WHAT IS NEEDED
Reproduce the data that follows in its entirety, character for character.

GIVEN DATA
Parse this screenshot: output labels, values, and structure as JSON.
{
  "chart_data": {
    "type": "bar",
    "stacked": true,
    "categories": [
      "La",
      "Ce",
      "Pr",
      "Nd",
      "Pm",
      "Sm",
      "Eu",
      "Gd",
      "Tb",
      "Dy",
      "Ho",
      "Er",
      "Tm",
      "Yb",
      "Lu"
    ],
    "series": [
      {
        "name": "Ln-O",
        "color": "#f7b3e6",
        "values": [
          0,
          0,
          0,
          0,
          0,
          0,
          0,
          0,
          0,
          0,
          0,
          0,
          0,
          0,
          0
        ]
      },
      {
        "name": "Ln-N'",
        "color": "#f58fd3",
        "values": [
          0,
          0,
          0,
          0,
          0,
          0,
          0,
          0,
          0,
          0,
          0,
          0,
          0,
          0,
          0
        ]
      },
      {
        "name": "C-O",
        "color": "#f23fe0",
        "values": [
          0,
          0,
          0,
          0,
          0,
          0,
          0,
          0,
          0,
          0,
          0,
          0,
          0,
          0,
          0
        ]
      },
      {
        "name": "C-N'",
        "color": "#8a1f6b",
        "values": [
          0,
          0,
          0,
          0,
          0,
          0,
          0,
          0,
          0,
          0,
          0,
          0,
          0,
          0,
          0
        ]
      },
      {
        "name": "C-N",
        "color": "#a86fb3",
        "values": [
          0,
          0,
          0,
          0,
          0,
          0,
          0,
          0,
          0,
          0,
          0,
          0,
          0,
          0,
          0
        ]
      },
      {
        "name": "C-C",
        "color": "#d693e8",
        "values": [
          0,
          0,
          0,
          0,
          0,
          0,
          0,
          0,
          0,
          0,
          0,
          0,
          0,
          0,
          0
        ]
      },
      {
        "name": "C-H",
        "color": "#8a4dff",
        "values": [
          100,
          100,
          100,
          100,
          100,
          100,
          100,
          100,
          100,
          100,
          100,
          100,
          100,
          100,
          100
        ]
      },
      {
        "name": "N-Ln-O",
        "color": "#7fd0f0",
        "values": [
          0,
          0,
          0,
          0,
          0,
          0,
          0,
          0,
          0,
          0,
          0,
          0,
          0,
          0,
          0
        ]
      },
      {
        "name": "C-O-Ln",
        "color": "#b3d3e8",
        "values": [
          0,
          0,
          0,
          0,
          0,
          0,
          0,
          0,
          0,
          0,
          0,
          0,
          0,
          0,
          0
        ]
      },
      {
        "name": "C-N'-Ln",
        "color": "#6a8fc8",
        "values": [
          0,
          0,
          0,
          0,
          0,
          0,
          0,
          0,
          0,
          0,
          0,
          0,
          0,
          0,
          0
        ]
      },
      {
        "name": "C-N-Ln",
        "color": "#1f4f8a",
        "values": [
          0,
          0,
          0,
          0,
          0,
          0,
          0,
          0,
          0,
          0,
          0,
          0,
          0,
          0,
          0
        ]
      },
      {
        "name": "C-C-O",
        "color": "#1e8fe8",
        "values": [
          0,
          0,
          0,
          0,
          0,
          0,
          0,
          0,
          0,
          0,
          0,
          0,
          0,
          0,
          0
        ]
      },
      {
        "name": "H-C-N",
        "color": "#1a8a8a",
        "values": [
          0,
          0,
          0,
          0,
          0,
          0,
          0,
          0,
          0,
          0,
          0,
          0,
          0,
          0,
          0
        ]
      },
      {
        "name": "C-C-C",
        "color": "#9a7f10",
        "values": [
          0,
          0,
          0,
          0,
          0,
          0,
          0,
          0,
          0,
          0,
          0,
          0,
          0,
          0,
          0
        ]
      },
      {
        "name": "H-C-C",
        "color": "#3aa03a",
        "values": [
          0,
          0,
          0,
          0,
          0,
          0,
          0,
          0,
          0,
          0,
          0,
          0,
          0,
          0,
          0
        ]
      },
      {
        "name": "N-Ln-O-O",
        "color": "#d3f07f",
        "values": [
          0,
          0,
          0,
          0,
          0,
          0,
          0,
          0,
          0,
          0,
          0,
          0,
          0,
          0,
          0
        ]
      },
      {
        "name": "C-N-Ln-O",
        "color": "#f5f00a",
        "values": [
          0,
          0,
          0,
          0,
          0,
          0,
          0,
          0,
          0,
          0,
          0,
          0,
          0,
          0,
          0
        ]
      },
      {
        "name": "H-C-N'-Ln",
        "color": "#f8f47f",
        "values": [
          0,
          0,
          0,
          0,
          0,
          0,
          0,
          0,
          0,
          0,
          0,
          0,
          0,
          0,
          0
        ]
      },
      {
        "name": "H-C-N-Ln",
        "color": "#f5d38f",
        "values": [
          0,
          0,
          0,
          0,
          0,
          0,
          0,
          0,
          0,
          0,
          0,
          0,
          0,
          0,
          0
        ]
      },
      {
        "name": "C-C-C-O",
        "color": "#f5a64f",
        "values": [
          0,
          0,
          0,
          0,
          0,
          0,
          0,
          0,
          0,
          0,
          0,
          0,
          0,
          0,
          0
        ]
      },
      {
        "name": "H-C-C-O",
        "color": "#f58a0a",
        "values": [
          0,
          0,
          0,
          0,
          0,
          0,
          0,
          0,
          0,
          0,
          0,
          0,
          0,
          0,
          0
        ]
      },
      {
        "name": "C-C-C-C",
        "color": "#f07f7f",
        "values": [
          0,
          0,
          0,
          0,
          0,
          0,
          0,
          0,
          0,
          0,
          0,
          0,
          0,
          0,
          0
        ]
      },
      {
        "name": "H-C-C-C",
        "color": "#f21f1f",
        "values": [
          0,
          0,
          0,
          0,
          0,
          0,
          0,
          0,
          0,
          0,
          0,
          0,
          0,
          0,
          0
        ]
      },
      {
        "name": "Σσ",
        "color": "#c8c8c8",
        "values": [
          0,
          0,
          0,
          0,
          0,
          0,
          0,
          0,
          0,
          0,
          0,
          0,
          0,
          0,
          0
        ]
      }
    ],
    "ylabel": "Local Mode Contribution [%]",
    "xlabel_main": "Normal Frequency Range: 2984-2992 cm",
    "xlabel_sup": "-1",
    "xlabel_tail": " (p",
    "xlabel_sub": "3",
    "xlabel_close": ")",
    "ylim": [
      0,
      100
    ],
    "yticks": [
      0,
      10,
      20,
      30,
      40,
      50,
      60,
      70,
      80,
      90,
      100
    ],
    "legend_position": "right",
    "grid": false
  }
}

SOLUTION TO THIS TASK
Parse this screenshot: output labels, values, and structure as JSON.
{
  "chart_data": {
    "type": "bar",
    "stacked": true,
    "categories": [
      "La",
      "Ce",
      "Pr",
      "Nd",
      "Pm",
      "Sm",
      "Eu",
      "Gd",
      "Tb",
      "Dy",
      "Ho",
      "Er",
      "Tm",
      "Yb",
      "Lu"
    ],
    "series": [
      {
        "name": "Ln-O",
        "color": "#f7b3e6",
        "values": [
          0,
          0,
          0,
          0,
          0,
          0,
          0,
          0,
          0,
          0,
          0,
          0,
          0,
          0,
          0
        ]
      },
      {
        "name": "Ln-N'",
        "color": "#f58fd3",
        "values": [
          0,
          0,
          0,
          0,
          0,
          0,
          0,
          0,
          0,
          0,
          0,
          0,
          0,
          0,
          0
        ]
      },
      {
        "name": "C-O",
        "color": "#f23fe0",
        "values": [
          0,
          0,
          0,
          0,
          0,
          0,
          0,
          0,
          0,
          0,
          0,
          0,
          0,
          0,
          0
        ]
      },
      {
        "name": "C-N'",
        "color": "#8a1f6b",
        "values": [
          0,
          0,
          0,
          0,
          0,
          0,
          0,
          0,
          0,
          0,
          0,
          0,
          0,
          0,
          0
        ]
      },
      {
        "name": "C-N",
        "color": "#a86fb3",
        "values": [
          0,
          0,
          0,
          0,
          0,
          0,
          0,
          0,
          0,
          0,
          0,
          0,
          0,
          0,
          0
        ]
      },
      {
        "name": "C-C",
        "color": "#d693e8",
        "values": [
          0,
          0,
          0,
          0,
          0,
          0,
          0,
          0,
          0,
          0,
          0,
          0,
          0,
          0,
          0
        ]
      },
      {
        "name": "C-H",
        "color": "#8a4dff",
        "values": [
          100,
          100,
          100,
          100,
          100,
          100,
          100,
          100,
          100,
          100,
          100,
          100,
          100,
          100,
          100
        ]
      },
      {
        "name": "N-Ln-O",
        "color": "#7fd0f0",
        "values": [
          0,
          0,
          0,
          0,
          0,
          0,
          0,
          0,
          0,
          0,
          0,
          0,
          0,
          0,
          0
        ]
      },
      {
        "name": "C-O-Ln",
        "color": "#b3d3e8",
        "values": [
          0,
          0,
          0,
          0,
          0,
          0,
          0,
          0,
          0,
          0,
          0,
          0,
          0,
          0,
          0
        ]
      },
      {
        "name": "C-N'-Ln",
        "color": "#6a8fc8",
        "values": [
          0,
          0,
          0,
          0,
          0,
          0,
          0,
          0,
          0,
          0,
          0,
          0,
          0,
          0,
          0
        ]
      },
      {
        "name": "C-N-Ln",
        "color": "#1f4f8a",
        "values": [
          0,
          0,
          0,
          0,
          0,
          0,
          0,
          0,
          0,
          0,
          0,
          0,
          0,
          0,
          0
        ]
      },
      {
        "name": "C-C-O",
        "color": "#1e8fe8",
        "values": [
          0,
          0,
          0,
          0,
          0,
          0,
          0,
          0,
          0,
          0,
          0,
          0,
          0,
          0,
          0
        ]
      },
      {
        "name": "H-C-N",
        "color": "#1a8a8a",
        "values": [
          0,
          0,
          0,
          0,
          0,
          0,
          0,
          0,
          0,
          0,
          0,
          0,
          0,
          0,
          0
        ]
      },
      {
        "name": "C-C-C",
        "color": "#9a7f10",
        "values": [
          0,
          0,
          0,
          0,
          0,
          0,
          0,
          0,
          0,
          0,
          0,
          0,
          0,
          0,
          0
        ]
      },
      {
        "name": "H-C-C",
        "color": "#3aa03a",
        "values": [
          0,
          0,
          0,
          0,
          0,
          0,
          0,
          0,
          0,
          0,
          0,
          0,
          0,
          0,
          0
        ]
      },
      {
        "name": "N-Ln-O-O",
        "color": "#d3f07f",
        "values": [
          0,
          0,
          0,
          0,
          0,
          0,
          0,
          0,
          0,
          0,
          0,
          0,
          0,
          0,
          0
        ]
      },
      {
        "name": "C-N-Ln-O",
        "color": "#f5f00a",
        "values": [
          0,
          0,
          0,
          0,
          0,
          0,
          0,
          0,
          0,
          0,
          0,
          0,
          0,
          0,
          0
        ]
      },
      {
        "name": "H-C-N'-Ln",
        "color": "#f8f47f",
        "values": [
          0,
          0,
          0,
          0,
          0,
          0,
          0,
          0,
          0,
          0,
          0,
          0,
          0,
          0,
          0
        ]
      },
      {
        "name": "H-C-N-Ln",
        "color": "#f5d38f",
        "values": [
          0,
          0,
          0,
          0,
          0,
          0,
          0,
          0,
          0,
          0,
          0,
          0,
          0,
          0,
          0
        ]
      },
      {
        "name": "C-C-C-O",
        "color": "#f5a64f",
        "values": [
          0,
          0,
          0,
          0,
          0,
          0,
          0,
          0,
          0,
          0,
          0,
          0,
          0,
          0,
          0
        ]
      },
      {
        "name": "H-C-C-O",
        "color": "#f58a0a",
        "values": [
          0,
          0,
          0,
          0,
          0,
          0,
          0,
          0,
          0,
          0,
          0,
          0,
          0,
          0,
          0
        ]
      },
      {
        "name": "C-C-C-C",
        "color": "#f07f7f",
        "values": [
          0,
          0,
          0,
          0,
          0,
          0,
          0,
          0,
          0,
          0,
          0,
          0,
          0,
          0,
          0
        ]
      },
      {
        "name": "H-C-C-C",
        "color": "#f21f1f",
        "values": [
          0,
          0,
          0,
          0,
          0,
          0,
          0,
          0,
          0,
          0,
          0,
          0,
          0,
          0,
          0
        ]
      },
      {
        "name": "Σσ",
        "color": "#c8c8c8",
        "values": [
          0,
          0,
          0,
          0,
          0,
          0,
          0,
          0,
          0,
          0,
          0,
          0,
          0,
          0,
          0
        ]
      }
    ],
    "ylabel": "Local Mode Contribution [%]",
    "xlabel_main": "Normal Frequency Range: 2984-2992 cm",
    "xlabel_sup": "-1",
    "xlabel_tail": " (p",
    "xlabel_sub": "3",
    "xlabel_close": ")",
    "ylim": [
      0,
      100
    ],
    "yticks": [
      0,
      10,
      20,
      30,
      40,
      50,
      60,
      70,
      80,
      90,
      100
    ],
    "legend_position": "right",
    "grid": false
  }
}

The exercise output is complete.